Challenge
Extract every line from the records below that contains the word "coordinate".
===== Records shown
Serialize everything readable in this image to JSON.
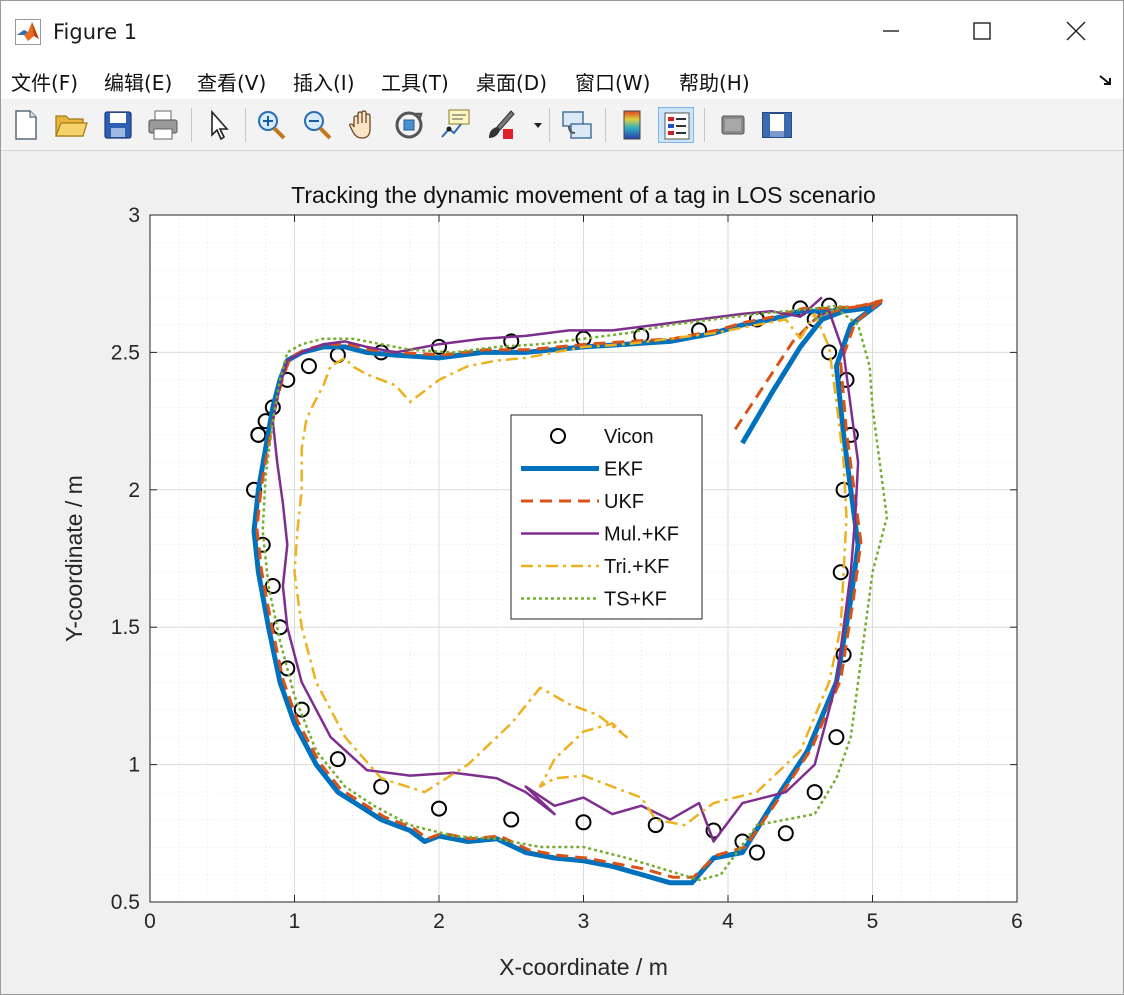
{
  "window": {
    "title": "Figure 1",
    "icon": "matlab-logo-icon"
  },
  "menu": {
    "items": [
      "文件(F)",
      "编辑(E)",
      "查看(V)",
      "插入(I)",
      "工具(T)",
      "桌面(D)",
      "窗口(W)",
      "帮助(H)"
    ]
  },
  "toolbar": {
    "buttons": [
      "new-figure-icon",
      "open-folder-icon",
      "save-icon",
      "print-icon",
      "pointer-icon",
      "zoom-in-icon",
      "zoom-out-icon",
      "pan-hand-icon",
      "rotate-3d-icon",
      "data-cursor-icon",
      "brush-icon",
      "link-plot-icon",
      "colorbar-icon",
      "legend-icon",
      "hide-plot-tools-icon",
      "show-plot-tools-icon"
    ],
    "active": "legend-icon"
  },
  "chart_data": {
    "type": "line",
    "title": "Tracking the dynamic movement of a tag in LOS scenario",
    "xlabel": "X-coordinate / m",
    "ylabel": "Y-coordinate / m",
    "xlim": [
      0,
      6
    ],
    "ylim": [
      0.5,
      3
    ],
    "xticks": [
      "0",
      "1",
      "2",
      "3",
      "4",
      "5",
      "6"
    ],
    "yticks": [
      "0.5",
      "1",
      "1.5",
      "2",
      "2.5",
      "3"
    ],
    "grid": true,
    "minor_grid": true,
    "legend_position": "center",
    "series": [
      {
        "name": "Vicon",
        "style": "markers",
        "color": "#000000",
        "x": [
          0.75,
          0.72,
          0.78,
          0.85,
          0.9,
          0.95,
          1.05,
          1.3,
          1.6,
          2.0,
          2.5,
          3.0,
          3.5,
          3.9,
          4.1,
          4.2,
          4.4,
          4.6,
          4.75,
          4.8,
          4.78,
          4.8,
          4.85,
          4.82,
          4.7,
          4.6,
          4.7,
          4.5,
          4.2,
          3.8,
          3.4,
          3.0,
          2.5,
          2.0,
          1.6,
          1.3,
          1.1,
          0.95,
          0.85,
          0.8,
          0.75
        ],
        "y": [
          2.2,
          2.0,
          1.8,
          1.65,
          1.5,
          1.35,
          1.2,
          1.02,
          0.92,
          0.84,
          0.8,
          0.79,
          0.78,
          0.76,
          0.72,
          0.68,
          0.75,
          0.9,
          1.1,
          1.4,
          1.7,
          2.0,
          2.2,
          2.4,
          2.5,
          2.62,
          2.67,
          2.66,
          2.62,
          2.58,
          2.56,
          2.55,
          2.54,
          2.52,
          2.5,
          2.49,
          2.45,
          2.4,
          2.3,
          2.25,
          2.2
        ]
      },
      {
        "name": "EKF",
        "style": "solid",
        "color": "#0072BD",
        "x": [
          4.1,
          4.3,
          4.5,
          4.65,
          4.8,
          4.95,
          5.05,
          4.85,
          4.75,
          4.8,
          4.85,
          4.9,
          4.85,
          4.75,
          4.55,
          4.3,
          4.1,
          3.9,
          3.8,
          3.75,
          3.6,
          3.4,
          3.2,
          3.0,
          2.8,
          2.6,
          2.4,
          2.2,
          2.0,
          1.9,
          1.8,
          1.6,
          1.45,
          1.3,
          1.15,
          1.0,
          0.9,
          0.82,
          0.75,
          0.72,
          0.75,
          0.8,
          0.85,
          0.9,
          0.95,
          1.05,
          1.2,
          1.35,
          1.5,
          1.7,
          2.0,
          2.3,
          2.6,
          3.0,
          3.3,
          3.6,
          3.9,
          4.1,
          4.3,
          4.5,
          4.7,
          4.9,
          5.05
        ],
        "y": [
          2.17,
          2.35,
          2.52,
          2.62,
          2.65,
          2.66,
          2.68,
          2.6,
          2.45,
          2.2,
          2.0,
          1.8,
          1.6,
          1.3,
          1.05,
          0.85,
          0.68,
          0.66,
          0.6,
          0.57,
          0.57,
          0.6,
          0.63,
          0.65,
          0.66,
          0.68,
          0.73,
          0.72,
          0.74,
          0.72,
          0.76,
          0.8,
          0.85,
          0.9,
          1.0,
          1.15,
          1.3,
          1.5,
          1.7,
          1.85,
          2.0,
          2.15,
          2.3,
          2.4,
          2.47,
          2.5,
          2.52,
          2.52,
          2.5,
          2.49,
          2.48,
          2.5,
          2.5,
          2.52,
          2.53,
          2.54,
          2.57,
          2.6,
          2.62,
          2.65,
          2.65,
          2.66,
          2.68
        ]
      },
      {
        "name": "UKF",
        "style": "dashed",
        "color": "#D95319",
        "x": [
          4.05,
          4.25,
          4.45,
          4.62,
          4.8,
          4.95,
          5.07,
          4.88,
          4.78,
          4.82,
          4.87,
          4.92,
          4.87,
          4.78,
          4.58,
          4.33,
          4.12,
          3.92,
          3.82,
          3.76,
          3.62,
          3.42,
          3.22,
          3.02,
          2.82,
          2.62,
          2.42,
          2.22,
          2.02,
          1.92,
          1.82,
          1.62,
          1.47,
          1.32,
          1.17,
          1.02,
          0.92,
          0.84,
          0.77,
          0.74,
          0.77,
          0.82,
          0.87,
          0.92,
          0.97,
          1.07,
          1.22,
          1.37,
          1.52,
          1.72,
          2.02,
          2.32,
          2.62,
          3.02,
          3.32,
          3.62,
          3.92,
          4.12,
          4.32,
          4.52,
          4.72,
          4.92,
          5.07
        ],
        "y": [
          2.22,
          2.38,
          2.54,
          2.63,
          2.66,
          2.67,
          2.69,
          2.61,
          2.46,
          2.21,
          2.01,
          1.81,
          1.61,
          1.31,
          1.06,
          0.86,
          0.7,
          0.67,
          0.62,
          0.59,
          0.59,
          0.62,
          0.64,
          0.66,
          0.67,
          0.69,
          0.74,
          0.73,
          0.75,
          0.73,
          0.77,
          0.81,
          0.86,
          0.91,
          1.01,
          1.16,
          1.31,
          1.51,
          1.71,
          1.86,
          2.01,
          2.16,
          2.31,
          2.41,
          2.48,
          2.51,
          2.53,
          2.53,
          2.51,
          2.5,
          2.49,
          2.51,
          2.51,
          2.53,
          2.54,
          2.55,
          2.58,
          2.61,
          2.63,
          2.66,
          2.66,
          2.67,
          2.69
        ]
      },
      {
        "name": "Mul.+KF",
        "style": "solid",
        "color": "#7E2F8E",
        "x": [
          4.6,
          4.7,
          4.8,
          4.85,
          4.9,
          4.88,
          4.85,
          4.8,
          4.75,
          4.6,
          4.4,
          4.1,
          3.9,
          3.8,
          3.6,
          3.4,
          3.2,
          3.0,
          2.8,
          2.6,
          2.8,
          2.6,
          2.4,
          2.1,
          1.8,
          1.5,
          1.25,
          1.05,
          0.95,
          0.92,
          0.95,
          0.92,
          0.88,
          0.85,
          0.9,
          0.95,
          1.05,
          1.2,
          1.35,
          1.5,
          1.7,
          2.0,
          2.3,
          2.6,
          2.9,
          3.2,
          3.5,
          3.8,
          4.1,
          4.3,
          4.5,
          4.65
        ],
        "y": [
          2.62,
          2.65,
          2.5,
          2.3,
          2.1,
          1.9,
          1.7,
          1.5,
          1.3,
          1.0,
          0.9,
          0.86,
          0.72,
          0.86,
          0.8,
          0.85,
          0.82,
          0.88,
          0.85,
          0.92,
          0.82,
          0.9,
          0.95,
          0.97,
          0.96,
          0.98,
          1.1,
          1.3,
          1.5,
          1.65,
          1.8,
          1.95,
          2.1,
          2.25,
          2.38,
          2.47,
          2.5,
          2.53,
          2.54,
          2.52,
          2.5,
          2.53,
          2.55,
          2.56,
          2.58,
          2.58,
          2.6,
          2.62,
          2.64,
          2.65,
          2.63,
          2.7
        ]
      },
      {
        "name": "Tri.+KF",
        "style": "dashdot",
        "color": "#EDB120",
        "x": [
          4.5,
          4.6,
          4.7,
          4.75,
          4.8,
          4.82,
          4.8,
          4.78,
          4.7,
          4.5,
          4.2,
          3.9,
          3.7,
          3.5,
          3.4,
          3.2,
          3.0,
          2.8,
          2.7,
          2.8,
          3.0,
          3.2,
          3.3,
          3.1,
          2.9,
          2.7,
          2.5,
          2.2,
          1.9,
          1.6,
          1.35,
          1.15,
          1.05,
          1.0,
          1.02,
          1.05,
          1.05,
          1.08,
          1.12,
          1.2,
          1.25,
          1.35,
          1.4,
          1.5,
          1.7,
          1.8,
          1.9,
          2.0,
          2.2,
          2.4,
          2.6,
          2.8,
          3.0,
          3.3,
          3.6,
          3.9,
          4.2,
          4.4,
          4.5
        ],
        "y": [
          2.55,
          2.64,
          2.52,
          2.32,
          2.1,
          1.9,
          1.7,
          1.5,
          1.3,
          1.05,
          0.9,
          0.86,
          0.78,
          0.8,
          0.88,
          0.92,
          0.96,
          0.95,
          0.92,
          1.02,
          1.12,
          1.15,
          1.1,
          1.18,
          1.22,
          1.28,
          1.15,
          1.0,
          0.9,
          0.95,
          1.1,
          1.3,
          1.5,
          1.7,
          1.85,
          2.0,
          2.15,
          2.25,
          2.3,
          2.38,
          2.45,
          2.48,
          2.45,
          2.42,
          2.38,
          2.32,
          2.36,
          2.4,
          2.45,
          2.47,
          2.48,
          2.5,
          2.52,
          2.53,
          2.55,
          2.57,
          2.6,
          2.62,
          2.55
        ]
      },
      {
        "name": "TS+KF",
        "style": "dotted",
        "color": "#77AC30",
        "x": [
          4.6,
          4.75,
          4.9,
          4.98,
          5.0,
          5.05,
          5.1,
          5.0,
          4.95,
          4.9,
          4.85,
          4.75,
          4.6,
          4.4,
          4.2,
          3.95,
          3.8,
          3.55,
          3.3,
          3.0,
          2.7,
          2.4,
          2.1,
          1.8,
          1.55,
          1.35,
          1.15,
          1.0,
          0.9,
          0.82,
          0.78,
          0.8,
          0.85,
          0.9,
          0.95,
          1.05,
          1.2,
          1.4,
          1.6,
          1.8,
          2.1,
          2.4,
          2.7,
          3.0,
          3.3,
          3.6,
          3.9,
          4.2,
          4.4,
          4.6,
          4.75,
          4.85
        ],
        "y": [
          2.62,
          2.66,
          2.6,
          2.45,
          2.3,
          2.1,
          1.9,
          1.7,
          1.5,
          1.3,
          1.1,
          0.95,
          0.82,
          0.8,
          0.78,
          0.6,
          0.58,
          0.62,
          0.66,
          0.7,
          0.7,
          0.73,
          0.74,
          0.78,
          0.85,
          0.92,
          1.05,
          1.25,
          1.45,
          1.65,
          1.85,
          2.05,
          2.25,
          2.4,
          2.5,
          2.53,
          2.55,
          2.55,
          2.53,
          2.51,
          2.5,
          2.52,
          2.53,
          2.55,
          2.57,
          2.6,
          2.62,
          2.64,
          2.65,
          2.66,
          2.67,
          2.66
        ]
      }
    ]
  }
}
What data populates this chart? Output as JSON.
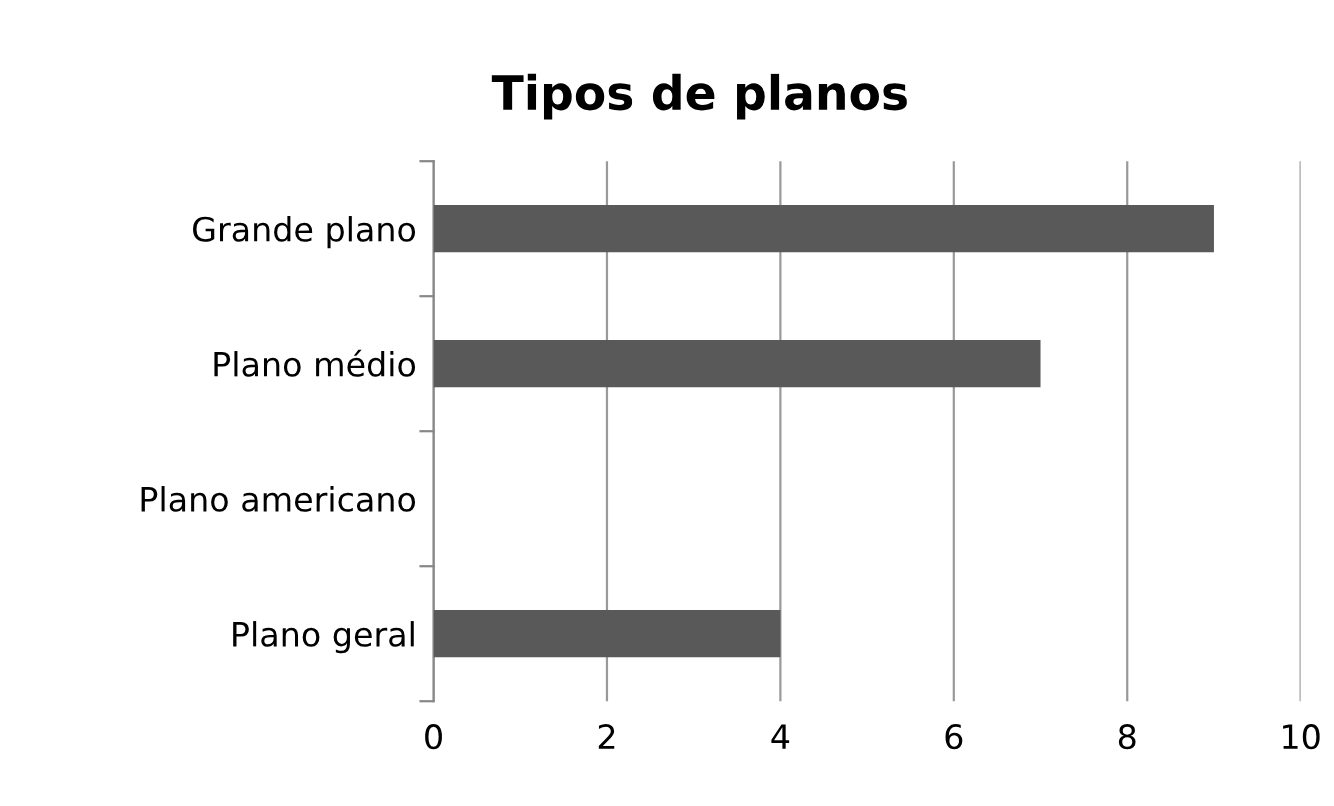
{
  "chart_data": {
    "type": "bar",
    "title": "Tipos de planos",
    "orientation": "horizontal",
    "categories": [
      "Grande plano",
      "Plano médio",
      "Plano americano",
      "Plano geral"
    ],
    "values": [
      9,
      7,
      0,
      4
    ],
    "color": "#595959",
    "xlim": [
      0,
      10
    ],
    "xticks": [
      0,
      2,
      4,
      6,
      8,
      10
    ],
    "grid": "x",
    "legend": false
  }
}
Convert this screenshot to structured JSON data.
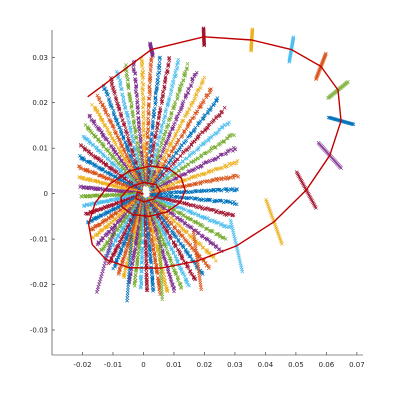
{
  "chart_data": {
    "type": "scatter",
    "title": "",
    "xlabel": "",
    "ylabel": "",
    "xlim": [
      -0.03,
      0.072
    ],
    "ylim": [
      -0.0355,
      0.036
    ],
    "x_ticks": [
      "-0.02",
      "-0.01",
      "0",
      "0.01",
      "0.02",
      "0.03",
      "0.04",
      "0.05",
      "0.06",
      "0.07"
    ],
    "y_ticks": [
      "0.03",
      "0.02",
      "0.01",
      "0",
      "-0.01",
      "-0.02",
      "-0.03"
    ],
    "x_tick_values": [
      -0.02,
      -0.01,
      0,
      0.01,
      0.02,
      0.03,
      0.04,
      0.05,
      0.06,
      0.07
    ],
    "y_tick_values": [
      0.03,
      0.02,
      0.01,
      0,
      -0.01,
      -0.02,
      -0.03
    ],
    "grid": false,
    "legend": "none",
    "marker": "x",
    "series": [
      {
        "role": "spiral-path",
        "type": "line",
        "color": "#c00000",
        "x": [
          -0.0183,
          0.0026,
          0.0198,
          0.0355,
          0.0485,
          0.0582,
          0.0638,
          0.0648,
          0.0611,
          0.0534,
          0.0428,
          0.0305,
          0.0177,
          0.0057,
          -0.0046,
          -0.0123,
          -0.0168,
          -0.018,
          -0.0158,
          -0.0111,
          -0.0046,
          0.0023,
          0.0084,
          0.0124,
          0.0137,
          0.012,
          0.0077,
          0.002,
          -0.0035,
          -0.007,
          -0.0074,
          -0.0046,
          0.0,
          0.0041,
          0.0055,
          0.0035,
          0.0,
          -0.0025,
          -0.002,
          0.0
        ],
        "y": [
          0.0213,
          0.0317,
          0.0345,
          0.0338,
          0.0317,
          0.028,
          0.0228,
          0.016,
          0.0084,
          0.0008,
          -0.0062,
          -0.0115,
          -0.0148,
          -0.0164,
          -0.0163,
          -0.0145,
          -0.0112,
          -0.0067,
          -0.002,
          0.0021,
          0.005,
          0.0061,
          0.0055,
          0.0034,
          0.0007,
          -0.002,
          -0.004,
          -0.005,
          -0.0046,
          -0.003,
          -0.0008,
          0.0013,
          0.0025,
          0.002,
          0.0005,
          -0.0012,
          -0.0018,
          -0.001,
          0.0003,
          0.0
        ]
      },
      {
        "role": "radial-scatter",
        "type": "scatter",
        "center": [
          0.0005,
          0.0
        ],
        "ray_count": 64,
        "palette": [
          "#0072bd",
          "#d95319",
          "#edb120",
          "#7e2f8e",
          "#77ac30",
          "#4dbeee",
          "#a2142f"
        ]
      }
    ]
  }
}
==========
Result of this exercise
    "xlabel": "X-coordinate / m",
    "ylabel": "Y-coordinate / m",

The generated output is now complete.